What you should do: Your reply should be one number: the count of lines holding the word "URLs".

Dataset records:
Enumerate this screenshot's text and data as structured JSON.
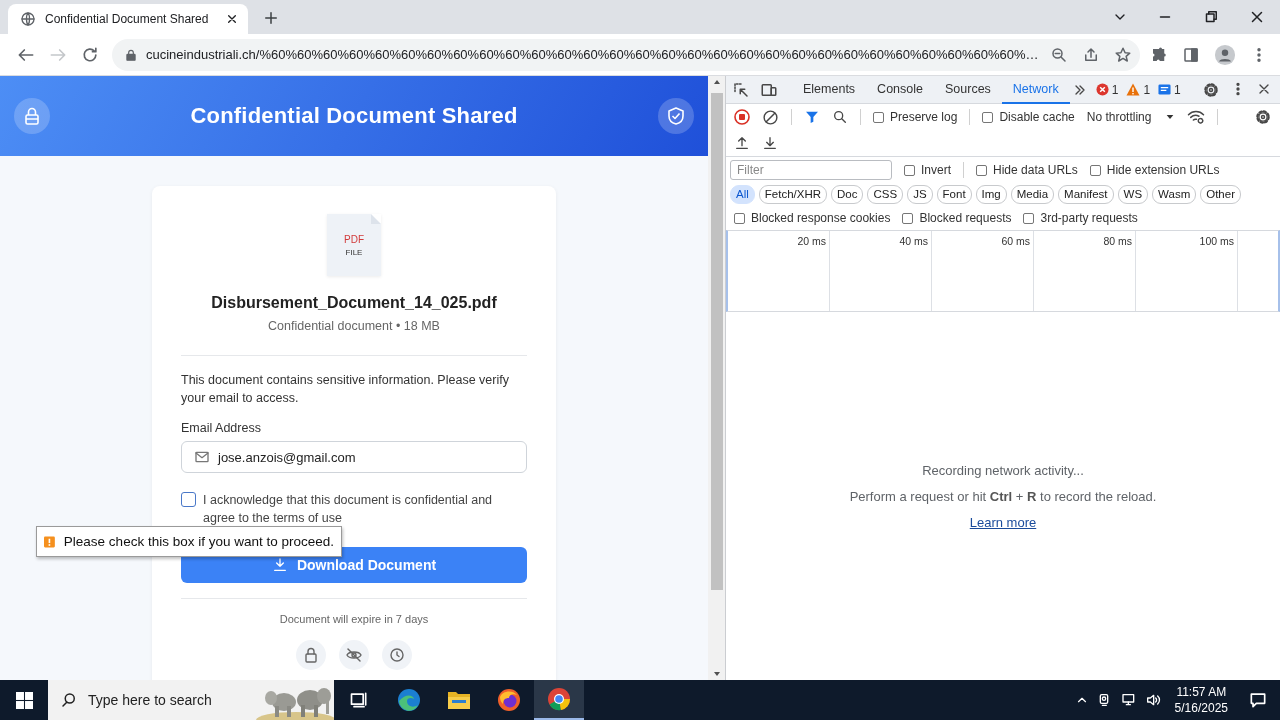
{
  "browser": {
    "tabs": [
      {
        "title": "Confidential Document Shared",
        "selected": true
      }
    ],
    "forward_disabled": true,
    "url": "cucineindustriali.ch/%60%60%60%60%60%60%60%60%60%60%60%60%60%60%60%60%60%60%60%60%60%60%60%60%60%60%60%60%60%…"
  },
  "page": {
    "title": "Confidential Document Shared",
    "file": {
      "type": "PDF",
      "caption": "FILE",
      "name": "Disbursement_Document_14_025.pdf",
      "meta": "Confidential document • 18 MB"
    },
    "notice": "This document contains sensitive information. Please verify your email to access.",
    "email": {
      "label": "Email Address",
      "value": "jose.anzois@gmail.com"
    },
    "consent": {
      "label": "I acknowledge that this document is confidential and agree to the terms of use",
      "checked": false
    },
    "button": "Download Document",
    "expiry": "Document will expire in 7 days",
    "validation_tooltip": "Please check this box if you want to proceed."
  },
  "devtools": {
    "tabs": [
      {
        "label": "Elements",
        "selected": false
      },
      {
        "label": "Console",
        "selected": false
      },
      {
        "label": "Sources",
        "selected": false
      },
      {
        "label": "Network",
        "selected": true
      }
    ],
    "issues": [
      {
        "kind": "error",
        "count": "1"
      },
      {
        "kind": "warning",
        "count": "1"
      },
      {
        "kind": "info",
        "count": "1"
      }
    ],
    "recording": true,
    "options": [
      {
        "label": "Preserve log",
        "checked": false
      },
      {
        "label": "Disable cache",
        "checked": false
      }
    ],
    "throttling": "No throttling",
    "filter_placeholder": "Filter",
    "filter_options": [
      {
        "label": "Invert",
        "checked": false
      },
      {
        "label": "Hide data URLs",
        "checked": false
      },
      {
        "label": "Hide extension URLs",
        "checked": false
      }
    ],
    "types": [
      {
        "label": "All",
        "selected": true
      },
      {
        "label": "Fetch/XHR",
        "selected": false
      },
      {
        "label": "Doc",
        "selected": false
      },
      {
        "label": "CSS",
        "selected": false
      },
      {
        "label": "JS",
        "selected": false
      },
      {
        "label": "Font",
        "selected": false
      },
      {
        "label": "Img",
        "selected": false
      },
      {
        "label": "Media",
        "selected": false
      },
      {
        "label": "Manifest",
        "selected": false
      },
      {
        "label": "WS",
        "selected": false
      },
      {
        "label": "Wasm",
        "selected": false
      },
      {
        "label": "Other",
        "selected": false
      }
    ],
    "blocked_options": [
      {
        "label": "Blocked response cookies",
        "checked": false
      },
      {
        "label": "Blocked requests",
        "checked": false
      },
      {
        "label": "3rd-party requests",
        "checked": false
      }
    ],
    "timeline_ticks": [
      "20 ms",
      "40 ms",
      "60 ms",
      "80 ms",
      "100 ms"
    ],
    "empty_state": {
      "title": "Recording network activity...",
      "hint": "Perform a request or hit **Ctrl** + **R** to record the reload.",
      "link": "Learn more"
    }
  },
  "taskbar": {
    "search_placeholder": "Type here to search",
    "time": "11:57 AM",
    "date": "5/16/2025"
  }
}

Final answer: 2